### Text passage
## anonymous 4 years ago $\int_{0}^{1} \frac{1}{1+\sqrt[3]{x} } dx$ $u=\sqrt[3]{x}$ $du=\frac 1 3 \frac{1}{\sqrt[3]{x^2}}dx$ $3du=\frac{1}{\sqrt[3]{x^2}}dx$ $3\sqrt[3]{x^2}du=dx$ $3u^2du=dx \*\possible\error$ $\int_{0}^{1} \frac{3u^2}{1+u } du$ $3\int_{0}^{1} \frac{u^2}{1+u } du$ long division $u-1+\frac{1}{u+1}$ $3\int_{0}^{1} udu-3\int_{0}^{1} 1du+3\int_{0}^{1} \frac{1}{u+1}du$ something is missing... <looking sideways :\ >

1. anonymous

where did the crowd go? Come back....!!!!!

2. anonymous

I'm not very good at these I'm afraid.

3. anonymous

yes you are! believe in yourself!1 We'll work through this together

4. slaaibak

busy reading through it now.. how do you know you are wrong btw?

5. anonymous

well...I simply slapped a 2 over the u. But It didn't seem to belong there since it was originally under the radicant

6. slaaibak

it's correct. Also, not sure what you mean by "slapped a 2 over the u" haha

7. anonymous

i throw my numbers around...ok well, what about the long division?

### Exercise input
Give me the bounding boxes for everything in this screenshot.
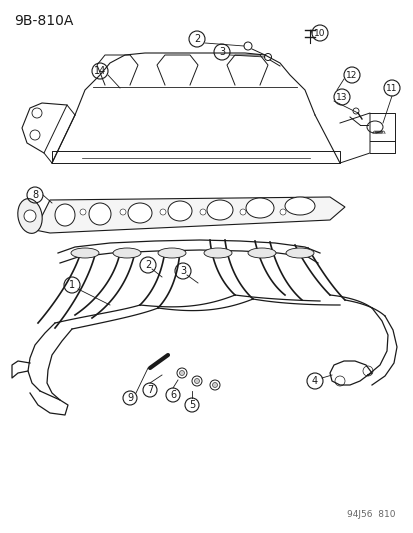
Ellipse shape [128,203,152,223]
Ellipse shape [245,198,273,218]
Ellipse shape [158,248,185,258]
Ellipse shape [204,248,231,258]
Circle shape [192,376,202,386]
Circle shape [80,209,86,215]
Circle shape [177,368,187,378]
Text: 12: 12 [346,70,357,79]
Ellipse shape [89,203,111,225]
Ellipse shape [113,248,141,258]
Text: 4: 4 [311,376,317,386]
Circle shape [279,209,285,215]
Polygon shape [35,197,344,233]
Circle shape [194,378,199,384]
Ellipse shape [247,248,275,258]
Text: 11: 11 [385,84,397,93]
Circle shape [209,380,219,390]
Circle shape [212,383,217,387]
Ellipse shape [18,199,42,233]
Text: 7: 7 [147,385,153,395]
Text: 5: 5 [188,400,195,410]
Ellipse shape [285,248,313,258]
Text: 9B-810A: 9B-810A [14,14,73,28]
Circle shape [159,209,166,215]
Ellipse shape [168,201,192,221]
Text: 3: 3 [218,47,225,57]
Text: 6: 6 [169,390,176,400]
Circle shape [120,209,126,215]
Text: 3: 3 [180,266,185,276]
Circle shape [24,210,36,222]
Ellipse shape [284,197,314,215]
Ellipse shape [71,248,99,258]
Ellipse shape [55,204,75,226]
Text: 8: 8 [32,190,38,200]
Text: 14: 14 [94,66,106,76]
Text: 2: 2 [193,34,199,44]
Text: 2: 2 [145,260,151,270]
Text: 13: 13 [335,93,347,101]
Text: 94J56  810: 94J56 810 [347,510,395,519]
Circle shape [240,209,245,215]
Text: 9: 9 [127,393,133,403]
Circle shape [179,370,184,376]
Ellipse shape [206,200,233,220]
Text: 1: 1 [69,280,75,290]
Text: 10: 10 [313,28,325,37]
Circle shape [199,209,206,215]
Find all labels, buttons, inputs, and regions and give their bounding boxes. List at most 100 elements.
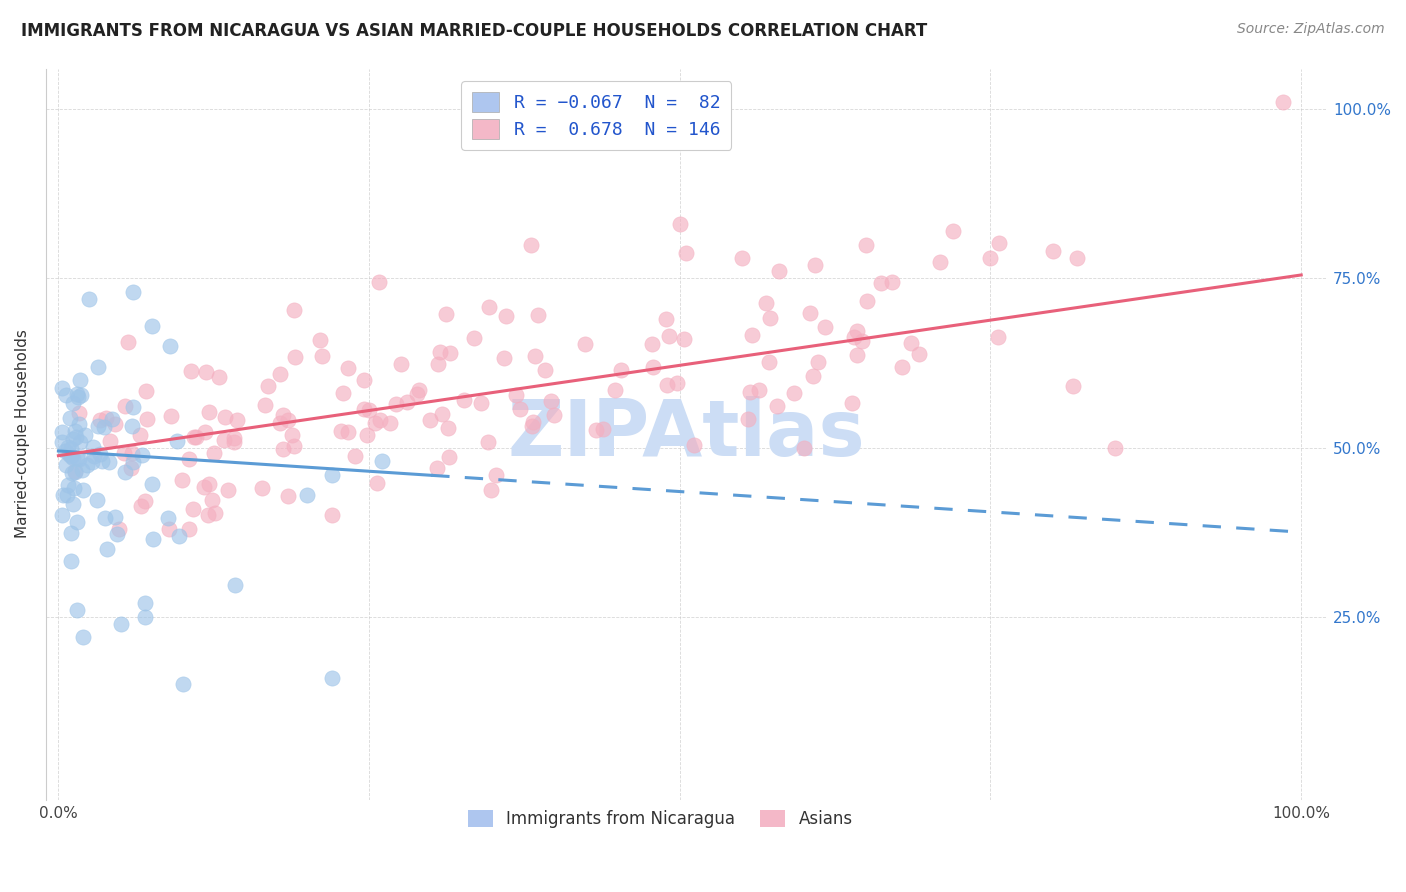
Point <box>942 224 965 238</box>
Point <box>846 324 869 338</box>
Point <box>214 409 236 424</box>
Point <box>222 434 245 449</box>
Point <box>65 464 87 478</box>
Point <box>540 393 562 408</box>
Point <box>844 330 866 344</box>
Point <box>336 425 359 439</box>
Point <box>80 455 103 469</box>
Point <box>60 466 83 480</box>
Point <box>271 442 294 457</box>
Text: Source: ZipAtlas.com: Source: ZipAtlas.com <box>1237 22 1385 37</box>
Point <box>330 425 353 439</box>
Point <box>67 406 90 420</box>
Point <box>882 276 904 290</box>
Point <box>353 402 375 417</box>
Point <box>370 454 392 468</box>
Point <box>94 511 117 525</box>
Point <box>332 385 354 400</box>
Point <box>222 431 245 445</box>
Point <box>641 359 664 374</box>
Point <box>741 327 763 342</box>
Point <box>110 616 132 631</box>
Point <box>783 386 806 401</box>
Point <box>76 458 98 473</box>
Point <box>134 493 156 508</box>
Point <box>87 419 110 434</box>
Point <box>846 348 869 362</box>
Point <box>281 427 304 442</box>
Point <box>114 399 136 413</box>
Point <box>193 480 215 494</box>
Point <box>59 554 82 568</box>
Point <box>179 522 201 536</box>
Point <box>987 235 1010 250</box>
Point <box>477 435 499 450</box>
Point <box>121 418 143 433</box>
Point <box>121 446 143 460</box>
Point <box>90 454 112 468</box>
Point <box>177 452 200 467</box>
Point <box>51 425 73 440</box>
Point <box>367 275 389 289</box>
Point <box>142 532 165 546</box>
Point <box>738 384 761 399</box>
Point <box>1066 251 1088 265</box>
Point <box>194 425 217 440</box>
Point <box>65 430 87 444</box>
Point <box>59 526 82 541</box>
Point <box>204 506 226 520</box>
Point <box>748 383 770 397</box>
Point <box>59 449 82 463</box>
Point <box>793 441 815 455</box>
Point <box>419 412 441 426</box>
Point <box>856 293 879 308</box>
Point <box>654 312 676 326</box>
Point <box>1271 95 1294 110</box>
Point <box>197 477 219 491</box>
Point <box>58 478 80 492</box>
Point <box>429 345 451 359</box>
Point <box>59 410 82 425</box>
Point <box>1062 378 1084 392</box>
Point <box>69 434 91 449</box>
Point <box>104 417 127 431</box>
Point <box>396 395 419 409</box>
Point <box>120 461 142 475</box>
Point <box>453 393 475 408</box>
Point <box>172 473 194 487</box>
Point <box>180 364 202 378</box>
Point <box>62 497 84 511</box>
Point <box>56 440 79 454</box>
Point <box>195 365 218 379</box>
Point <box>100 434 122 449</box>
Point <box>201 493 224 508</box>
Point <box>62 451 84 466</box>
Point <box>62 395 84 409</box>
Point <box>98 455 121 469</box>
Point <box>527 308 550 322</box>
Point <box>63 466 86 480</box>
Point <box>385 397 408 411</box>
Point <box>470 396 492 410</box>
Point <box>186 429 208 443</box>
Point <box>67 417 90 431</box>
Point <box>82 440 104 454</box>
Point <box>610 362 633 376</box>
Point <box>321 467 343 482</box>
Point <box>79 292 101 306</box>
Point <box>58 447 80 461</box>
Point <box>197 405 219 419</box>
Point <box>73 428 96 442</box>
Point <box>768 264 790 278</box>
Point <box>66 515 89 529</box>
Point <box>426 461 449 475</box>
Point <box>183 429 205 443</box>
Point <box>870 277 893 291</box>
Text: ZIPAtlas: ZIPAtlas <box>508 396 865 472</box>
Point <box>337 361 360 376</box>
Point <box>134 609 156 624</box>
Point <box>217 483 239 497</box>
Point <box>492 351 515 365</box>
Point <box>505 388 527 402</box>
Point <box>534 362 557 376</box>
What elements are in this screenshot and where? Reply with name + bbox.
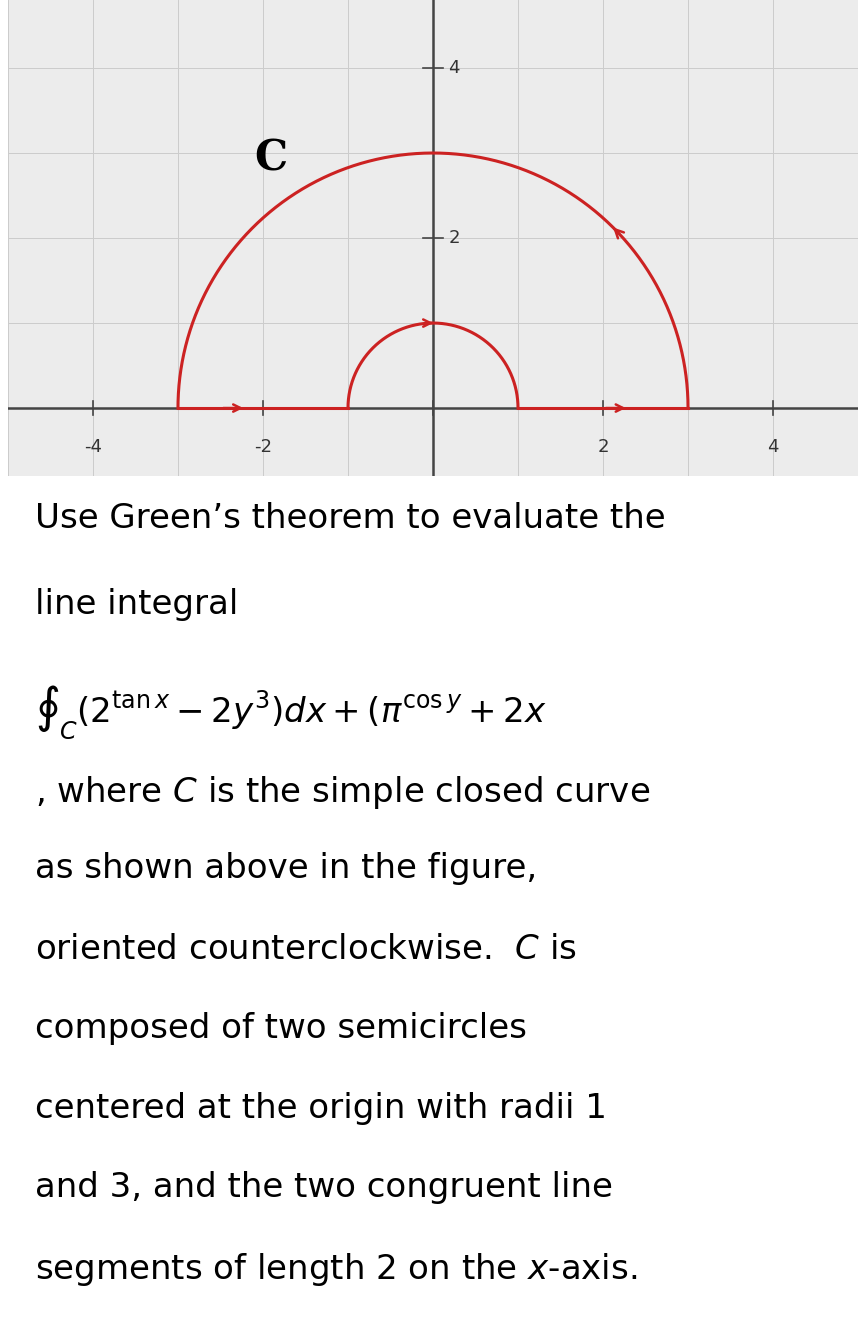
Text: as shown above in the figure,: as shown above in the figure, (35, 853, 537, 885)
Text: Use Green’s theorem to evaluate the: Use Green’s theorem to evaluate the (35, 502, 665, 535)
Text: line integral: line integral (35, 589, 238, 621)
Text: composed of two semicircles: composed of two semicircles (35, 1012, 527, 1046)
Text: segments of length 2 on the $x$-axis.: segments of length 2 on the $x$-axis. (35, 1251, 637, 1289)
Text: 2: 2 (598, 437, 609, 456)
Text: C: C (255, 137, 288, 178)
Text: 2: 2 (449, 229, 460, 247)
Text: -2: -2 (254, 437, 272, 456)
Text: and 3, and the two congruent line: and 3, and the two congruent line (35, 1172, 612, 1204)
Text: -4: -4 (84, 437, 102, 456)
Text: , where $C$ is the simple closed curve: , where $C$ is the simple closed curve (35, 775, 650, 811)
Text: oriented counterclockwise.  $C$ is: oriented counterclockwise. $C$ is (35, 933, 577, 966)
Text: centered at the origin with radii 1: centered at the origin with radii 1 (35, 1092, 606, 1125)
Text: 4: 4 (449, 59, 460, 76)
Text: $\oint_C (2^{\tan x} - 2y^3)dx + (\pi^{\cos y} + 2x$: $\oint_C (2^{\tan x} - 2y^3)dx + (\pi^{\… (35, 684, 546, 742)
Text: 4: 4 (767, 437, 779, 456)
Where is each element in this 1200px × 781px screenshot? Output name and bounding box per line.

### Objective 1
Decide whether each statement agrees with the forum thread on the integral. For each, answer yes or no and quote the deciding words of the thread. (a) The substitution chosen is u equal to the cube root of x. (b) Slaaibak says the work is wrong. (c) The second reply says its writer is not very good at these.
### Objective 2
Transcribe, without any change, the lines of the records from the line with "Ellipse shape [128,203,152,223]" to the line with "Find all labels, buttons, inputs, and", including both of those lines.

### Answer 1
(a) Yes: "$u=\sqrt[3]{x}$"
(b) No: "it's correct."
(c) Yes: "I'm not very good at these I'm afraid."

### Answer 2
Ellipse shape [128,203,152,223]
Ellipse shape [245,198,273,218]
Ellipse shape [158,248,185,258]
Ellipse shape [204,248,231,258]
Circle shape [192,376,202,386]
Circle shape [80,209,86,215]
Circle shape [177,368,187,378]
Text: 12: 12 [346,70,357,79]
Ellipse shape [89,203,111,225]
Ellipse shape [113,248,141,258]
Text: 4: 4 [311,376,317,386]
Circle shape [279,209,285,215]
Polygon shape [35,197,344,233]
Circle shape [194,378,199,384]
Ellipse shape [247,248,275,258]
Text: 11: 11 [385,84,397,93]
Circle shape [209,380,219,390]
Circle shape [212,383,217,387]
Ellipse shape [18,199,42,233]
Text: 7: 7 [147,385,153,395]
Text: 5: 5 [188,400,195,410]
Ellipse shape [285,248,313,258]
Text: 9B-810A: 9B-810A [14,14,73,28]
Circle shape [159,209,166,215]
Ellipse shape [168,201,192,221]
Text: 3: 3 [218,47,225,57]
Text: 6: 6 [169,390,176,400]
Circle shape [120,209,126,215]
Text: 3: 3 [180,266,185,276]
Circle shape [24,210,36,222]
Ellipse shape [284,197,314,215]
Ellipse shape [71,248,99,258]
Ellipse shape [55,204,75,226]
Text: 8: 8 [32,190,38,200]
Text: 14: 14 [94,66,106,76]
Text: 2: 2 [193,34,199,44]
Text: 2: 2 [145,260,151,270]
Text: 13: 13 [335,93,347,101]
Text: 94J56  810: 94J56 810 [347,510,395,519]
Circle shape [240,209,245,215]
Text: 9: 9 [127,393,133,403]
Circle shape [179,370,184,376]
Ellipse shape [206,200,233,220]
Text: 1: 1 [69,280,75,290]
Text: 10: 10 [313,28,325,37]
Circle shape [199,209,206,215]
Find all labels, buttons, inputs, and regions and give their bounding boxes. List at most 100 elements.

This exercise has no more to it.